_The task_.
In your copy, repeat the records exactly and leave out the pictures.

Stored records:
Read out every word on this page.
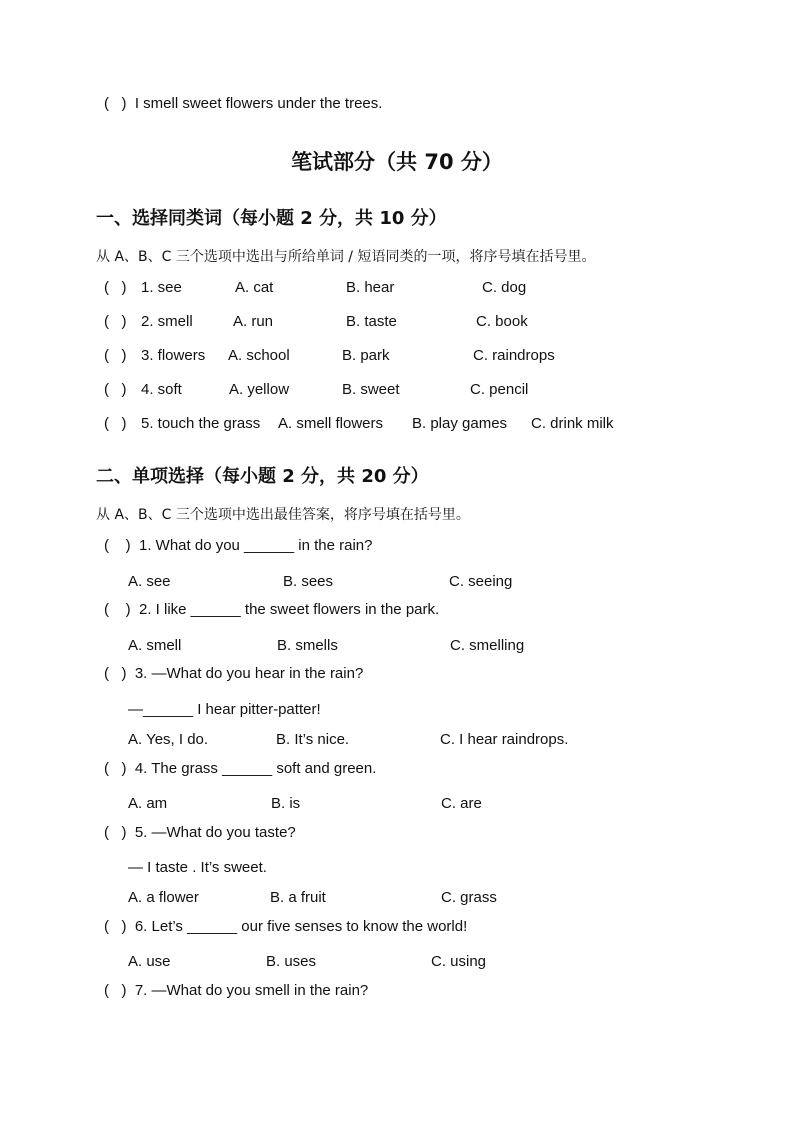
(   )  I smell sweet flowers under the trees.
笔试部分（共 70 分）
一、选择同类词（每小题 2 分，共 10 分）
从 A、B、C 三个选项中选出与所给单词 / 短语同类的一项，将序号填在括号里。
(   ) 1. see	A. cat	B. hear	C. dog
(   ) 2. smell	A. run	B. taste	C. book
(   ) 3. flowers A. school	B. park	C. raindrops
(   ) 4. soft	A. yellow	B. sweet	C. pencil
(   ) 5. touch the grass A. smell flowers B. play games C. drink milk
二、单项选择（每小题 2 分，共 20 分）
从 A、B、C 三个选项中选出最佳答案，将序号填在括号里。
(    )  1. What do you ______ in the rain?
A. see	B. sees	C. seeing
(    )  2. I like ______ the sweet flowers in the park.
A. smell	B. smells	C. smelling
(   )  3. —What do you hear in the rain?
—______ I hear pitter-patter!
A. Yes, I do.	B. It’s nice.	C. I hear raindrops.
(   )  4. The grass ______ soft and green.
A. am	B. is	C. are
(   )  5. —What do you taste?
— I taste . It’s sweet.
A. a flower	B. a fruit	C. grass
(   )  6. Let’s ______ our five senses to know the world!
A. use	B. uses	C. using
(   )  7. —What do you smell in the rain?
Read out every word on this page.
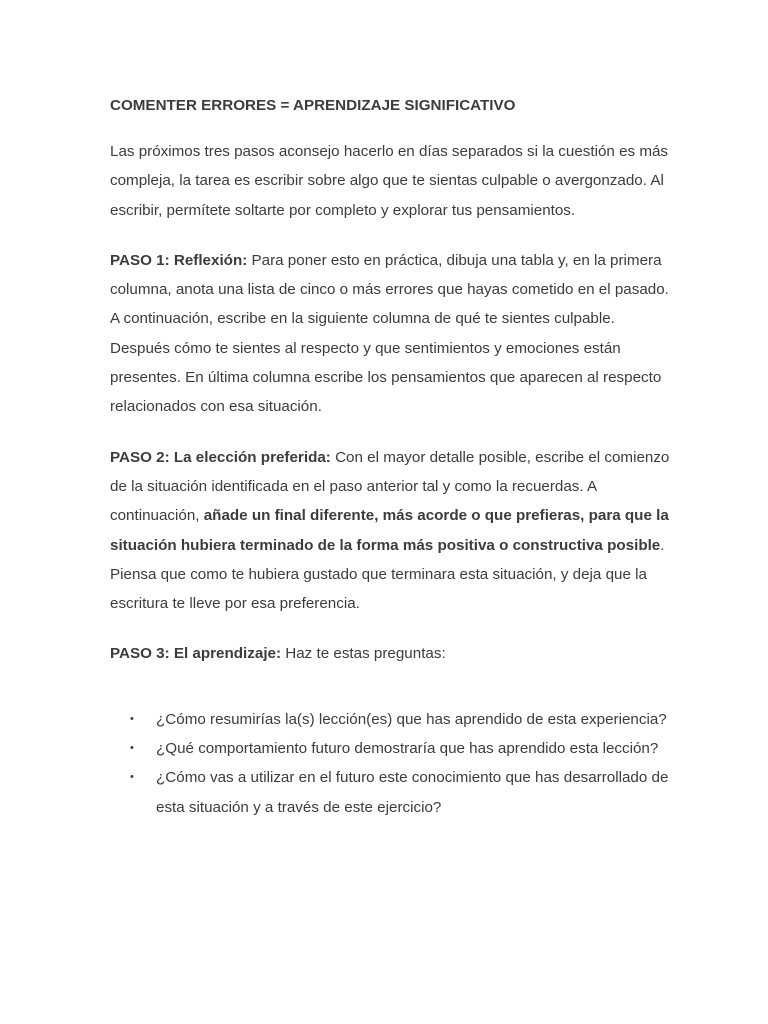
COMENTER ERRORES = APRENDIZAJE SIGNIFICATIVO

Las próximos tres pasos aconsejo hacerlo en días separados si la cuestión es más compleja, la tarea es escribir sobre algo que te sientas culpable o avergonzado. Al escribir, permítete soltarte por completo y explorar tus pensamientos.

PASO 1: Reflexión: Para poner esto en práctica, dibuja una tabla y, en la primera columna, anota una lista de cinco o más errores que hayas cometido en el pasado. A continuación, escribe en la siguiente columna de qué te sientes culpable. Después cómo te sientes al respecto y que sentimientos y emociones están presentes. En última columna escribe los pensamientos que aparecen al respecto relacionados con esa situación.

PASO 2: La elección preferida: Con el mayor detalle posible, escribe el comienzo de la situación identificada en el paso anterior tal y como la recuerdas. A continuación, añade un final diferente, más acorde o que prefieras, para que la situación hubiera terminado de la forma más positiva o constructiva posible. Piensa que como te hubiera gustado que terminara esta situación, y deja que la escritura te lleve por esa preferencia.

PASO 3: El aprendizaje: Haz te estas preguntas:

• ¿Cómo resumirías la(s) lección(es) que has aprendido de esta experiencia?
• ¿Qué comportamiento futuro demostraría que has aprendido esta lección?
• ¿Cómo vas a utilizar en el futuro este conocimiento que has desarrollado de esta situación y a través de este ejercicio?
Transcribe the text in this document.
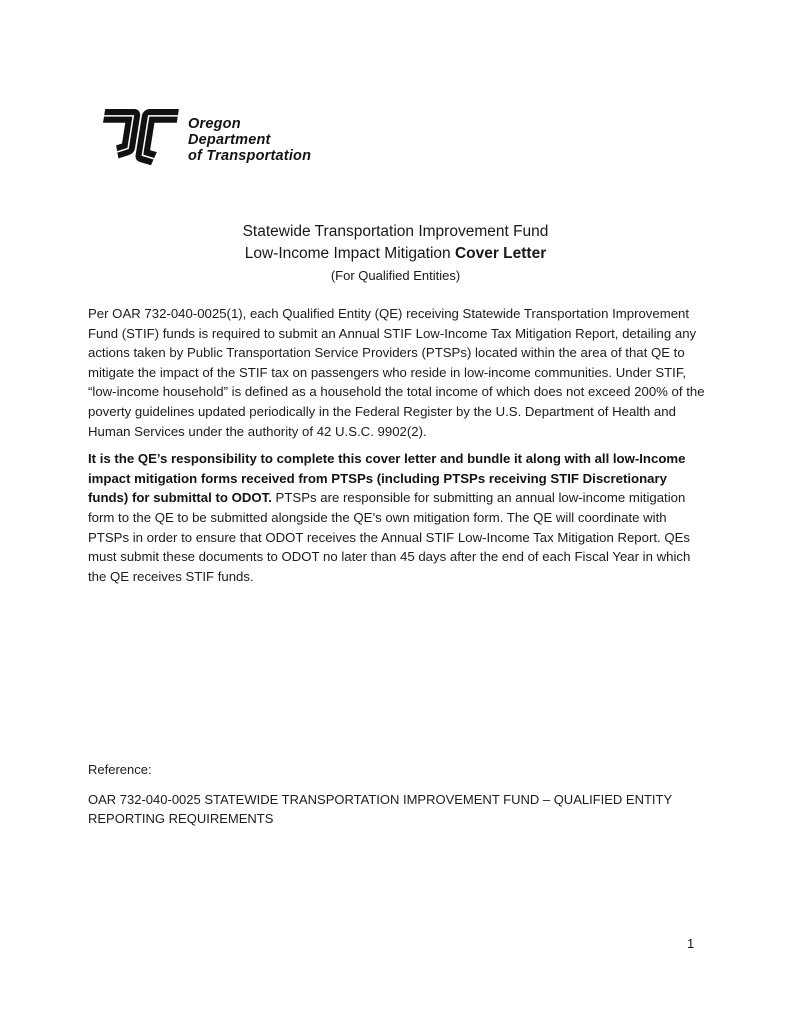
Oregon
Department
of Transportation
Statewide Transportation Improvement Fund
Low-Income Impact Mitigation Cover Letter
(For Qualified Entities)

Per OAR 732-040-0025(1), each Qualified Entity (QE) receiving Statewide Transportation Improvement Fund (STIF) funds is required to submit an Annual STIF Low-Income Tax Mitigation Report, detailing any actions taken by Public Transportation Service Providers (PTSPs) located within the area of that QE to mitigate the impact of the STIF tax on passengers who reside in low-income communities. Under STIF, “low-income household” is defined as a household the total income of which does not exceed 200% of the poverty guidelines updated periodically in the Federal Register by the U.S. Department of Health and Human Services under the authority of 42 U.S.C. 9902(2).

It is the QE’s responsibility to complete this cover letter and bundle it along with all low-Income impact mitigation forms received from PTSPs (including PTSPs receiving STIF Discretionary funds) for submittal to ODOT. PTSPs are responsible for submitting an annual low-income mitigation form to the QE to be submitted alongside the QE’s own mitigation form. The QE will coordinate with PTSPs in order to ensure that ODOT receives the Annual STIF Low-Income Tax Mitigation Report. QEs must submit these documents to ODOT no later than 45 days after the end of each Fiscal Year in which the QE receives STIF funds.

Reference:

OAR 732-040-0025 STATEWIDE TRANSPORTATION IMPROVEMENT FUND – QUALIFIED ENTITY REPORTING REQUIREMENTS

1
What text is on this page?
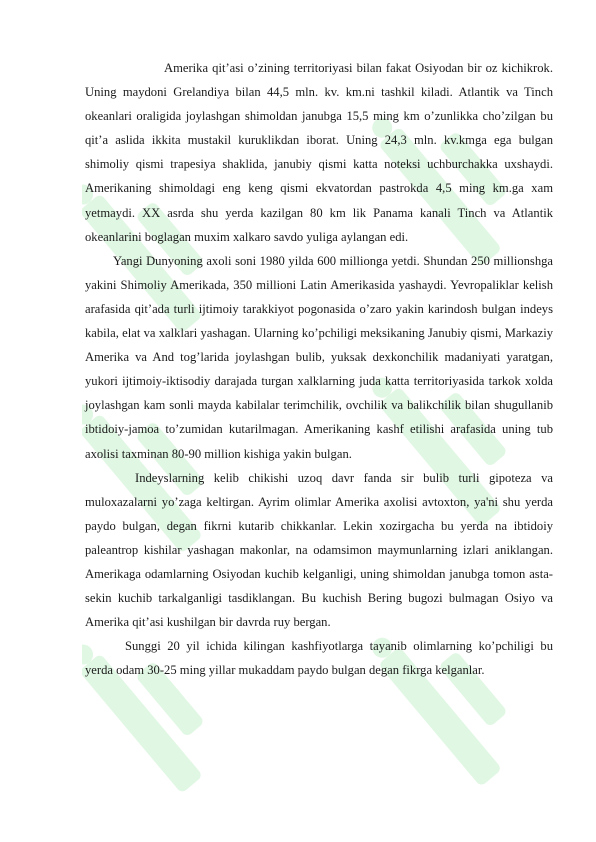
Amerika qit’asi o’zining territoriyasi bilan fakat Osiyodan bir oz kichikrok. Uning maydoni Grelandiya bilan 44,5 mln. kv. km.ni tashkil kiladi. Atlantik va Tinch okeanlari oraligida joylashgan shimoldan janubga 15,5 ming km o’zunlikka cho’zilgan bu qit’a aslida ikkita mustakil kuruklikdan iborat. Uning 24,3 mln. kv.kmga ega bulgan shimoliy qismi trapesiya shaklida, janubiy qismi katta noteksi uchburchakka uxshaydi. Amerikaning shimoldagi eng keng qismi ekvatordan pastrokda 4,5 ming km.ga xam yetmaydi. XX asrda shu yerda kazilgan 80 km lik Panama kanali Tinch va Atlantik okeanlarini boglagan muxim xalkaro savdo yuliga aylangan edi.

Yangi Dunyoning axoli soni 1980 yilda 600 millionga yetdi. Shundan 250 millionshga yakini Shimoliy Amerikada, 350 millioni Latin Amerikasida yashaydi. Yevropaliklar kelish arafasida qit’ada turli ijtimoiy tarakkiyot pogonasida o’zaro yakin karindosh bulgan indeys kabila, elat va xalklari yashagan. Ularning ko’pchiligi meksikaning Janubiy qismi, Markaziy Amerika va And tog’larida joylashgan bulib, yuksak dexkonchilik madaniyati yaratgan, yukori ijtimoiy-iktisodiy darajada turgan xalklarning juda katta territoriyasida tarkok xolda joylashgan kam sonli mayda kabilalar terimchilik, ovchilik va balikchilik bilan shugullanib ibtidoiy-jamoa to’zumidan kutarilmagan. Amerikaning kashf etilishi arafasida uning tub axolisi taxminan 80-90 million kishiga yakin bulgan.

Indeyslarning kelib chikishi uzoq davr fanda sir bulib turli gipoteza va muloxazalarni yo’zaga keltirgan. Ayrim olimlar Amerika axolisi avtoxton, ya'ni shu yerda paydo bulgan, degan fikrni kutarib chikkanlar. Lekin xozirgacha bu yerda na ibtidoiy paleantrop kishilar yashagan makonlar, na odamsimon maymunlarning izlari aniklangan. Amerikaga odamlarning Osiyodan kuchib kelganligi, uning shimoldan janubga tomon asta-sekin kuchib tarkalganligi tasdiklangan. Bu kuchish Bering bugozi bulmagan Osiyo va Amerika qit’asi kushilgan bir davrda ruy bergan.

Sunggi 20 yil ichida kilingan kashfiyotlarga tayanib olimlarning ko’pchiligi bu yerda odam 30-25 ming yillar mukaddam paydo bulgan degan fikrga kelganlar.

_Output of the exercise_.
Read out every word on this page.
(   )  I smell sweet flowers under the trees.
笔试部分（共 70 分）
一、选择同类词（每小题 2 分，共 10 分）
从 A、B、C 三个选项中选出与所给单词 / 短语同类的一项，将序号填在括号里。
(   ) 1. see	A. cat	B. hear	C. dog
(   ) 2. smell	A. run	B. taste	C. book
(   ) 3. flowers A. school	B. park	C. raindrops
(   ) 4. soft	A. yellow	B. sweet	C. pencil
(   ) 5. touch the grass A. smell flowers B. play games C. drink milk
二、单项选择（每小题 2 分，共 20 分）
从 A、B、C 三个选项中选出最佳答案，将序号填在括号里。
(    )  1. What do you ______ in the rain?
A. see	B. sees	C. seeing
(    )  2. I like ______ the sweet flowers in the park.
A. smell	B. smells	C. smelling
(   )  3. —What do you hear in the rain?
—______ I hear pitter-patter!
A. Yes, I do.	B. It’s nice.	C. I hear raindrops.
(   )  4. The grass ______ soft and green.
A. am	B. is	C. are
(   )  5. —What do you taste?
— I taste . It’s sweet.
A. a flower	B. a fruit	C. grass
(   )  6. Let’s ______ our five senses to know the world!
A. use	B. uses	C. using
(   )  7. —What do you smell in the rain?
Read out every word on this page.
COMENTER ERRORES = APRENDIZAJE SIGNIFICATIVO

Las próximos tres pasos aconsejo hacerlo en días separados si la cuestión es más compleja, la tarea es escribir sobre algo que te sientas culpable o avergonzado. Al escribir, permítete soltarte por completo y explorar tus pensamientos.

PASO 1: Reflexión: Para poner esto en práctica, dibuja una tabla y, en la primera columna, anota una lista de cinco o más errores que hayas cometido en el pasado. A continuación, escribe en la siguiente columna de qué te sientes culpable. Después cómo te sientes al respecto y que sentimientos y emociones están presentes. En última columna escribe los pensamientos que aparecen al respecto relacionados con esa situación.

PASO 2: La elección preferida: Con el mayor detalle posible, escribe el comienzo de la situación identificada en el paso anterior tal y como la recuerdas. A continuación, añade un final diferente, más acorde o que prefieras, para que la situación hubiera terminado de la forma más positiva o constructiva posible. Piensa que como te hubiera gustado que terminara esta situación, y deja que la escritura te lleve por esa preferencia.

PASO 3: El aprendizaje: Haz te estas preguntas:

• ¿Cómo resumirías la(s) lección(es) que has aprendido de esta experiencia?
• ¿Qué comportamiento futuro demostraría que has aprendido esta lección?
• ¿Cómo vas a utilizar en el futuro este conocimiento que has desarrollado de esta situación y a través de este ejercicio?
Transcribe the text in this document.
Oregon
Department
of Transportation
Statewide Transportation Improvement Fund
Low-Income Impact Mitigation Cover Letter
(For Qualified Entities)

Per OAR 732-040-0025(1), each Qualified Entity (QE) receiving Statewide Transportation Improvement Fund (STIF) funds is required to submit an Annual STIF Low-Income Tax Mitigation Report, detailing any actions taken by Public Transportation Service Providers (PTSPs) located within the area of that QE to mitigate the impact of the STIF tax on passengers who reside in low-income communities. Under STIF, “low-income household” is defined as a household the total income of which does not exceed 200% of the poverty guidelines updated periodically in the Federal Register by the U.S. Department of Health and Human Services under the authority of 42 U.S.C. 9902(2).

It is the QE’s responsibility to complete this cover letter and bundle it along with all low-Income impact mitigation forms received from PTSPs (including PTSPs receiving STIF Discretionary funds) for submittal to ODOT. PTSPs are responsible for submitting an annual low-income mitigation form to the QE to be submitted alongside the QE’s own mitigation form. The QE will coordinate with PTSPs in order to ensure that ODOT receives the Annual STIF Low-Income Tax Mitigation Report. QEs must submit these documents to ODOT no later than 45 days after the end of each Fiscal Year in which the QE receives STIF funds.

Reference:

OAR 732-040-0025 STATEWIDE TRANSPORTATION IMPROVEMENT FUND – QUALIFIED ENTITY REPORTING REQUIREMENTS

1
What text is on this page?
Amerika qit’asi o’zining territoriyasi bilan fakat Osiyodan bir oz kichikrok. Uning maydoni Grelandiya bilan 44,5 mln. kv. km.ni tashkil kiladi. Atlantik va Tinch okeanlari oraligida joylashgan shimoldan janubga 15,5 ming km o’zunlikka cho’zilgan bu qit’a aslida ikkita mustakil kuruklikdan iborat. Uning 24,3 mln. kv.kmga ega bulgan shimoliy qismi trapesiya shaklida, janubiy qismi katta noteksi uchburchakka uxshaydi. Amerikaning shimoldagi eng keng qismi ekvatordan pastrokda 4,5 ming km.ga xam yetmaydi. XX asrda shu yerda kazilgan 80 km lik Panama kanali Tinch va Atlantik okeanlarini boglagan muxim xalkaro savdo yuliga aylangan edi.

Yangi Dunyoning axoli soni 1980 yilda 600 millionga yetdi. Shundan 250 millionshga yakini Shimoliy Amerikada, 350 millioni Latin Amerikasida yashaydi. Yevropaliklar kelish arafasida qit’ada turli ijtimoiy tarakkiyot pogonasida o’zaro yakin karindosh bulgan indeys kabila, elat va xalklari yashagan. Ularning ko’pchiligi meksikaning Janubiy qismi, Markaziy Amerika va And tog’larida joylashgan bulib, yuksak dexkonchilik madaniyati yaratgan, yukori ijtimoiy-iktisodiy darajada turgan xalklarning juda katta territoriyasida tarkok xolda joylashgan kam sonli mayda kabilalar terimchilik, ovchilik va balikchilik bilan shugullanib ibtidoiy-jamoa to’zumidan kutarilmagan. Amerikaning kashf etilishi arafasida uning tub axolisi taxminan 80-90 million kishiga yakin bulgan.

Indeyslarning kelib chikishi uzoq davr fanda sir bulib turli gipoteza va muloxazalarni yo’zaga keltirgan. Ayrim olimlar Amerika axolisi avtoxton, ya'ni shu yerda paydo bulgan, degan fikrni kutarib chikkanlar. Lekin xozirgacha bu yerda na ibtidoiy paleantrop kishilar yashagan makonlar, na odamsimon maymunlarning izlari aniklangan. Amerikaga odamlarning Osiyodan kuchib kelganligi, uning shimoldan janubga tomon asta-sekin kuchib tarkalganligi tasdiklangan. Bu kuchish Bering bugozi bulmagan Osiyo va Amerika qit’asi kushilgan bir davrda ruy bergan.

Sunggi 20 yil ichida kilingan kashfiyotlarga tayanib olimlarning ko’pchiligi bu yerda odam 30-25 ming yillar mukaddam paydo bulgan degan fikrga kelganlar.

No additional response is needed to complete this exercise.